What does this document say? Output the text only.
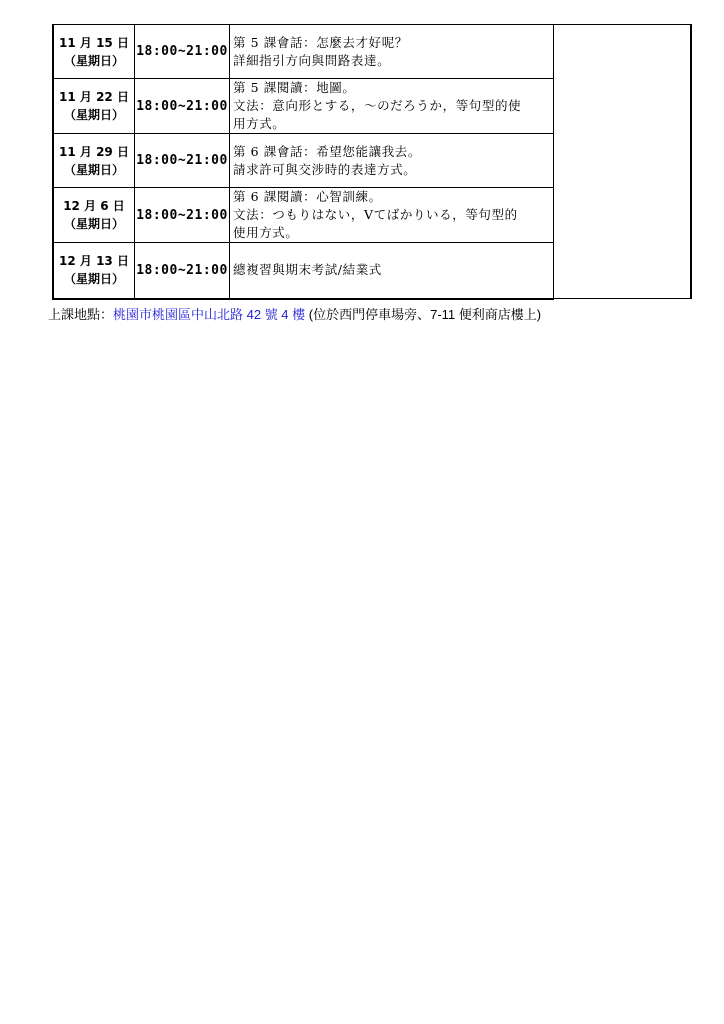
11 月 15 日
（星期日）	18:00~21:00	第 5 課會話：怎麼去才好呢？
詳細指引方向與問路表達。	

11 月 22 日
（星期日）	18:00~21:00	第 5 課閱讀：地圖。
文法：意向形とする，～のだろうか，等句型的使
用方式。	

11 月 29 日
（星期日）	18:00~21:00	第 6 課會話：希望您能讓我去。
請求許可與交涉時的表達方式。	

12 月 6 日
（星期日）	18:00~21:00	第 6 課閱讀：心智訓練。
文法：つもりはない，Vてばかりいる，等句型的
使用方式。	

12 月 13 日
（星期日）	18:00~21:00	總複習與期末考試/結業式	
上課地點：桃園市桃園區中山北路 42 號 4 樓 (位於西門停車場旁、7-11 便利商店樓上)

+--

▶ _Stated task_: Output a faithful copy of the data, with each picture left out.

▶ _Correct result_:
What does this document say? Output the text only.
11 月 15 日
（星期日）	18:00~21:00	第 5 課會話：怎麼去才好呢？
詳細指引方向與問路表達。	

11 月 22 日
（星期日）	18:00~21:00	第 5 課閱讀：地圖。
文法：意向形とする，～のだろうか，等句型的使
用方式。	

11 月 29 日
（星期日）	18:00~21:00	第 6 課會話：希望您能讓我去。
請求許可與交涉時的表達方式。	

12 月 6 日
（星期日）	18:00~21:00	第 6 課閱讀：心智訓練。
文法：つもりはない，Vてばかりいる，等句型的
使用方式。	

12 月 13 日
（星期日）	18:00~21:00	總複習與期末考試/結業式	
上課地點：桃園市桃園區中山北路 42 號 4 樓 (位於西門停車場旁、7-11 便利商店樓上)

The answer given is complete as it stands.